◆ **Data records**

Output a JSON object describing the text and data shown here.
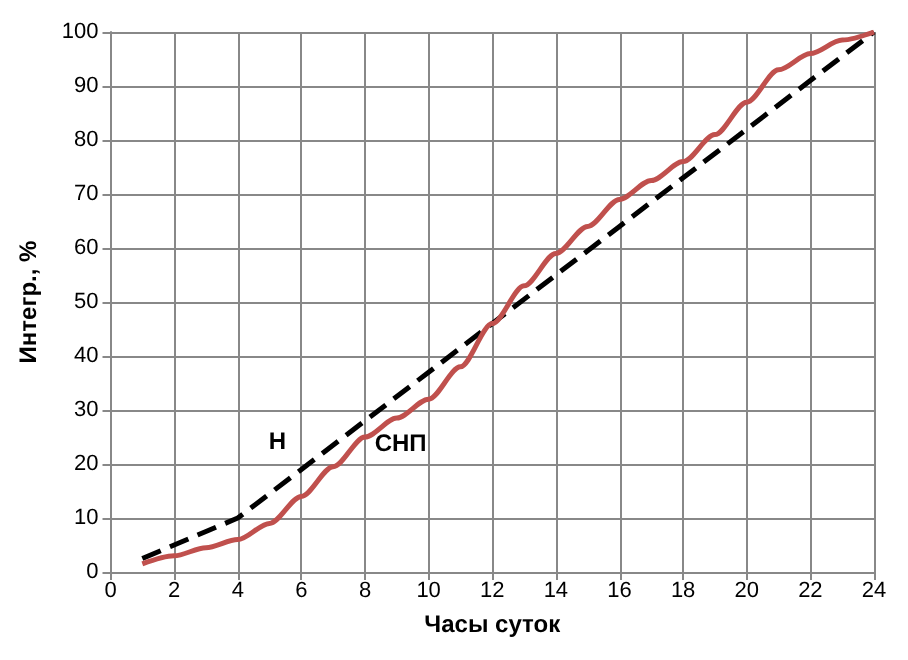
{
  "chart_data": {
    "type": "line",
    "xlabel": "Часы суток",
    "ylabel": "Интегр., %",
    "xlim": [
      0,
      24
    ],
    "xticks": [
      0,
      2,
      4,
      6,
      8,
      10,
      12,
      14,
      16,
      18,
      20,
      22,
      24
    ],
    "ylim": [
      0,
      100
    ],
    "yticks": [
      0,
      10,
      20,
      30,
      40,
      50,
      60,
      70,
      80,
      90,
      100
    ],
    "grid": true,
    "marker": "none",
    "series": [
      {
        "name": "Н",
        "color": "#000000",
        "line_style": "dashed",
        "x": [
          1,
          2,
          3,
          4,
          6,
          8,
          10,
          12,
          14,
          16,
          18,
          20,
          22,
          24
        ],
        "values": [
          2.5,
          5,
          7.5,
          10,
          19,
          28,
          37,
          46,
          55,
          64,
          73,
          82,
          91,
          100
        ]
      },
      {
        "name": "СНП",
        "color": "#c0504d",
        "line_style": "solid",
        "x": [
          1,
          2,
          3,
          4,
          5,
          6,
          7,
          8,
          9,
          10,
          11,
          12,
          13,
          14,
          15,
          16,
          17,
          18,
          19,
          20,
          21,
          22,
          23,
          24
        ],
        "values": [
          1.5,
          3,
          4.5,
          6,
          9,
          14,
          19.5,
          25,
          28.5,
          32,
          38,
          46,
          53,
          59,
          64,
          69,
          72.5,
          76,
          81,
          87,
          93,
          96,
          98.5,
          100
        ]
      }
    ]
  }
}
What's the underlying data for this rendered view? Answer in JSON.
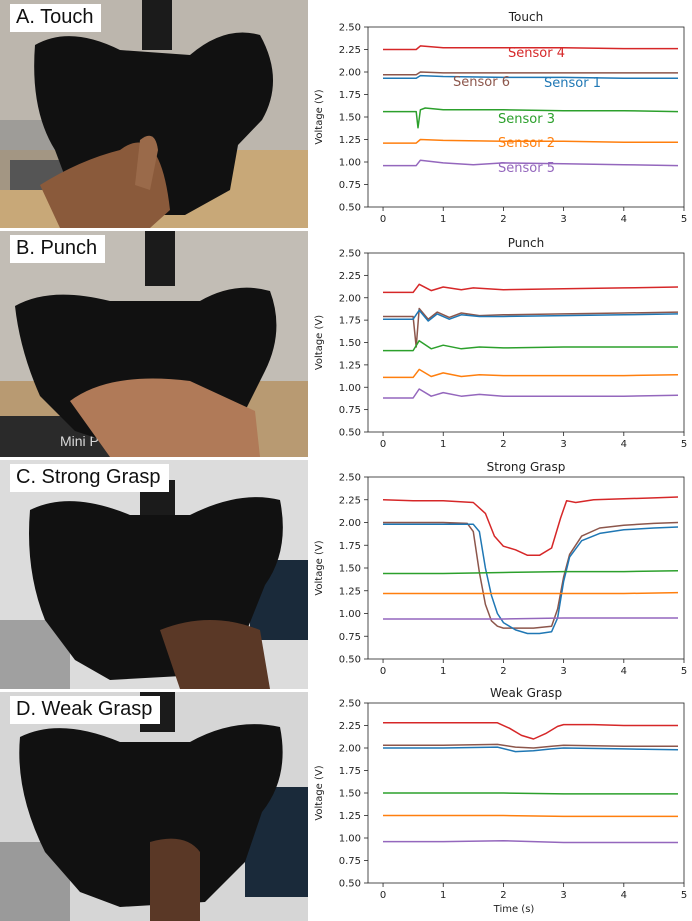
{
  "panels": [
    {
      "label": "A. Touch",
      "photo_caption": "Touch"
    },
    {
      "label": "B. Punch",
      "photo_caption": "Punch"
    },
    {
      "label": "C. Strong Grasp",
      "photo_caption": "Strong Grasp"
    },
    {
      "label": "D. Weak Grasp",
      "photo_caption": "Weak Grasp"
    }
  ],
  "photo_text": {
    "device": "Mini P"
  },
  "colors": {
    "Sensor 1": "#1f77b4",
    "Sensor 2": "#ff7f0e",
    "Sensor 3": "#2ca02c",
    "Sensor 4": "#d62728",
    "Sensor 5": "#9467bd",
    "Sensor 6": "#8c564b"
  },
  "chart_data": [
    {
      "type": "line",
      "title": "Touch",
      "xlabel": "",
      "ylabel": "Voltage (V)",
      "xlim": [
        -0.25,
        5.0
      ],
      "ylim": [
        0.5,
        2.5
      ],
      "xticks": [
        0,
        1,
        2,
        3,
        4,
        5
      ],
      "yticks": [
        "0.50",
        "0.75",
        "1.00",
        "1.25",
        "1.50",
        "1.75",
        "2.00",
        "2.25",
        "2.50"
      ],
      "annotations": [
        {
          "text": "Sensor 4",
          "color": "#d62728"
        },
        {
          "text": "Sensor 6",
          "color": "#8c564b"
        },
        {
          "text": "Sensor 1",
          "color": "#1f77b4"
        },
        {
          "text": "Sensor 3",
          "color": "#2ca02c"
        },
        {
          "text": "Sensor 2",
          "color": "#ff7f0e"
        },
        {
          "text": "Sensor 5",
          "color": "#9467bd"
        }
      ],
      "series": [
        {
          "name": "Sensor 4",
          "x": [
            0,
            0.55,
            0.62,
            1,
            2,
            3,
            4,
            4.9
          ],
          "y": [
            2.25,
            2.25,
            2.29,
            2.27,
            2.27,
            2.27,
            2.26,
            2.26
          ]
        },
        {
          "name": "Sensor 6",
          "x": [
            0,
            0.55,
            0.62,
            1,
            2,
            3,
            4,
            4.9
          ],
          "y": [
            1.97,
            1.97,
            2.0,
            1.99,
            1.99,
            1.99,
            1.99,
            1.99
          ]
        },
        {
          "name": "Sensor 1",
          "x": [
            0,
            0.55,
            0.62,
            1,
            2,
            3,
            4,
            4.9
          ],
          "y": [
            1.93,
            1.93,
            1.96,
            1.95,
            1.94,
            1.94,
            1.93,
            1.93
          ]
        },
        {
          "name": "Sensor 3",
          "x": [
            0,
            0.55,
            0.58,
            0.62,
            0.7,
            1,
            1.5,
            2,
            3,
            4,
            4.9
          ],
          "y": [
            1.56,
            1.56,
            1.38,
            1.58,
            1.6,
            1.58,
            1.58,
            1.58,
            1.57,
            1.57,
            1.56
          ]
        },
        {
          "name": "Sensor 2",
          "x": [
            0,
            0.55,
            0.62,
            1,
            2,
            3,
            4,
            4.9
          ],
          "y": [
            1.21,
            1.21,
            1.25,
            1.24,
            1.23,
            1.23,
            1.22,
            1.22
          ]
        },
        {
          "name": "Sensor 5",
          "x": [
            0,
            0.55,
            0.62,
            1,
            1.5,
            2,
            3,
            4,
            4.9
          ],
          "y": [
            0.96,
            0.96,
            1.02,
            0.99,
            0.97,
            0.99,
            0.98,
            0.97,
            0.96
          ]
        }
      ]
    },
    {
      "type": "line",
      "title": "Punch",
      "xlabel": "",
      "ylabel": "Voltage (V)",
      "xlim": [
        -0.25,
        5.0
      ],
      "ylim": [
        0.5,
        2.5
      ],
      "xticks": [
        0,
        1,
        2,
        3,
        4,
        5
      ],
      "yticks": [
        "0.50",
        "0.75",
        "1.00",
        "1.25",
        "1.50",
        "1.75",
        "2.00",
        "2.25",
        "2.50"
      ],
      "series": [
        {
          "name": "Sensor 4",
          "x": [
            0,
            0.5,
            0.6,
            0.8,
            1,
            1.3,
            1.5,
            2,
            3,
            4,
            4.9
          ],
          "y": [
            2.06,
            2.06,
            2.15,
            2.08,
            2.12,
            2.09,
            2.11,
            2.09,
            2.1,
            2.11,
            2.12
          ]
        },
        {
          "name": "Sensor 6",
          "x": [
            0,
            0.5,
            0.55,
            0.6,
            0.75,
            0.9,
            1.1,
            1.3,
            1.6,
            2,
            3,
            4,
            4.9
          ],
          "y": [
            1.79,
            1.79,
            1.45,
            1.88,
            1.76,
            1.84,
            1.78,
            1.83,
            1.8,
            1.81,
            1.82,
            1.83,
            1.84
          ]
        },
        {
          "name": "Sensor 1",
          "x": [
            0,
            0.5,
            0.6,
            0.75,
            0.9,
            1.1,
            1.3,
            1.6,
            2,
            3,
            4,
            4.9
          ],
          "y": [
            1.76,
            1.76,
            1.86,
            1.74,
            1.82,
            1.76,
            1.81,
            1.79,
            1.79,
            1.8,
            1.81,
            1.82
          ]
        },
        {
          "name": "Sensor 3",
          "x": [
            0,
            0.5,
            0.6,
            0.8,
            1,
            1.3,
            1.6,
            2,
            3,
            4,
            4.9
          ],
          "y": [
            1.41,
            1.41,
            1.52,
            1.43,
            1.47,
            1.43,
            1.45,
            1.44,
            1.45,
            1.45,
            1.45
          ]
        },
        {
          "name": "Sensor 2",
          "x": [
            0,
            0.5,
            0.6,
            0.8,
            1,
            1.3,
            1.6,
            2,
            3,
            4,
            4.9
          ],
          "y": [
            1.11,
            1.11,
            1.2,
            1.12,
            1.16,
            1.12,
            1.14,
            1.13,
            1.13,
            1.13,
            1.14
          ]
        },
        {
          "name": "Sensor 5",
          "x": [
            0,
            0.5,
            0.6,
            0.8,
            1,
            1.3,
            1.6,
            2,
            3,
            4,
            4.9
          ],
          "y": [
            0.88,
            0.88,
            0.98,
            0.9,
            0.94,
            0.9,
            0.92,
            0.9,
            0.9,
            0.9,
            0.91
          ]
        }
      ]
    },
    {
      "type": "line",
      "title": "Strong Grasp",
      "xlabel": "",
      "ylabel": "Voltage (V)",
      "xlim": [
        -0.25,
        5.0
      ],
      "ylim": [
        0.5,
        2.5
      ],
      "xticks": [
        0,
        1,
        2,
        3,
        4,
        5
      ],
      "yticks": [
        "0.50",
        "0.75",
        "1.00",
        "1.25",
        "1.50",
        "1.75",
        "2.00",
        "2.25",
        "2.50"
      ],
      "series": [
        {
          "name": "Sensor 4",
          "x": [
            0,
            0.5,
            1,
            1.5,
            1.7,
            1.85,
            2,
            2.2,
            2.4,
            2.6,
            2.8,
            2.95,
            3.05,
            3.2,
            3.5,
            4,
            4.5,
            4.9
          ],
          "y": [
            2.25,
            2.24,
            2.24,
            2.22,
            2.1,
            1.85,
            1.74,
            1.7,
            1.64,
            1.64,
            1.72,
            2.05,
            2.24,
            2.22,
            2.25,
            2.26,
            2.27,
            2.28
          ]
        },
        {
          "name": "Sensor 6",
          "x": [
            0,
            0.5,
            1,
            1.4,
            1.5,
            1.6,
            1.7,
            1.8,
            1.9,
            2.0,
            2.2,
            2.5,
            2.8,
            2.9,
            3.0,
            3.1,
            3.3,
            3.6,
            4,
            4.5,
            4.9
          ],
          "y": [
            2.0,
            2.0,
            2.0,
            1.99,
            1.9,
            1.45,
            1.1,
            0.92,
            0.86,
            0.84,
            0.84,
            0.84,
            0.86,
            1.05,
            1.4,
            1.65,
            1.85,
            1.94,
            1.97,
            1.99,
            2.0
          ]
        },
        {
          "name": "Sensor 1",
          "x": [
            0,
            0.5,
            1,
            1.5,
            1.6,
            1.7,
            1.8,
            1.9,
            2.0,
            2.2,
            2.4,
            2.6,
            2.8,
            2.9,
            3.0,
            3.1,
            3.3,
            3.6,
            4,
            4.5,
            4.9
          ],
          "y": [
            1.98,
            1.98,
            1.98,
            1.98,
            1.9,
            1.5,
            1.2,
            1.0,
            0.9,
            0.82,
            0.78,
            0.78,
            0.8,
            0.95,
            1.35,
            1.62,
            1.8,
            1.88,
            1.92,
            1.94,
            1.95
          ]
        },
        {
          "name": "Sensor 3",
          "x": [
            0,
            1,
            2,
            3,
            4,
            4.9
          ],
          "y": [
            1.44,
            1.44,
            1.45,
            1.46,
            1.46,
            1.47
          ]
        },
        {
          "name": "Sensor 2",
          "x": [
            0,
            1,
            2,
            3,
            4,
            4.9
          ],
          "y": [
            1.22,
            1.22,
            1.22,
            1.22,
            1.22,
            1.23
          ]
        },
        {
          "name": "Sensor 5",
          "x": [
            0,
            1,
            2,
            3,
            4,
            4.9
          ],
          "y": [
            0.94,
            0.94,
            0.94,
            0.95,
            0.95,
            0.95
          ]
        }
      ]
    },
    {
      "type": "line",
      "title": "Weak Grasp",
      "xlabel": "Time (s)",
      "ylabel": "Voltage (V)",
      "xlim": [
        -0.25,
        5.0
      ],
      "ylim": [
        0.5,
        2.5
      ],
      "xticks": [
        0,
        1,
        2,
        3,
        4,
        5
      ],
      "yticks": [
        "0.50",
        "0.75",
        "1.00",
        "1.25",
        "1.50",
        "1.75",
        "2.00",
        "2.25",
        "2.50"
      ],
      "series": [
        {
          "name": "Sensor 4",
          "x": [
            0,
            0.5,
            1,
            1.5,
            1.9,
            2.1,
            2.3,
            2.5,
            2.7,
            2.9,
            3.0,
            3.5,
            4,
            4.5,
            4.9
          ],
          "y": [
            2.28,
            2.28,
            2.28,
            2.28,
            2.28,
            2.22,
            2.14,
            2.1,
            2.16,
            2.24,
            2.26,
            2.26,
            2.25,
            2.25,
            2.25
          ]
        },
        {
          "name": "Sensor 6",
          "x": [
            0,
            1,
            1.9,
            2.2,
            2.5,
            2.8,
            3,
            4,
            4.9
          ],
          "y": [
            2.03,
            2.03,
            2.04,
            2.01,
            2.0,
            2.02,
            2.03,
            2.02,
            2.02
          ]
        },
        {
          "name": "Sensor 1",
          "x": [
            0,
            1,
            1.9,
            2.2,
            2.5,
            2.8,
            3,
            4,
            4.9
          ],
          "y": [
            2.0,
            2.0,
            2.01,
            1.96,
            1.97,
            1.99,
            2.0,
            1.99,
            1.98
          ]
        },
        {
          "name": "Sensor 3",
          "x": [
            0,
            1,
            2,
            3,
            4,
            4.9
          ],
          "y": [
            1.5,
            1.5,
            1.5,
            1.49,
            1.49,
            1.49
          ]
        },
        {
          "name": "Sensor 2",
          "x": [
            0,
            1,
            2,
            3,
            4,
            4.9
          ],
          "y": [
            1.25,
            1.25,
            1.25,
            1.24,
            1.24,
            1.24
          ]
        },
        {
          "name": "Sensor 5",
          "x": [
            0,
            1,
            2,
            3,
            4,
            4.9
          ],
          "y": [
            0.96,
            0.96,
            0.97,
            0.95,
            0.95,
            0.95
          ]
        }
      ]
    }
  ]
}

◆ **Aim of the exercise**
In the listing above, find each line with the word "Weak" and copy it.

◆ **Correct result**
      "label": "D. Weak Grasp",
      "photo_caption": "Weak Grasp"
      "title": "Weak Grasp",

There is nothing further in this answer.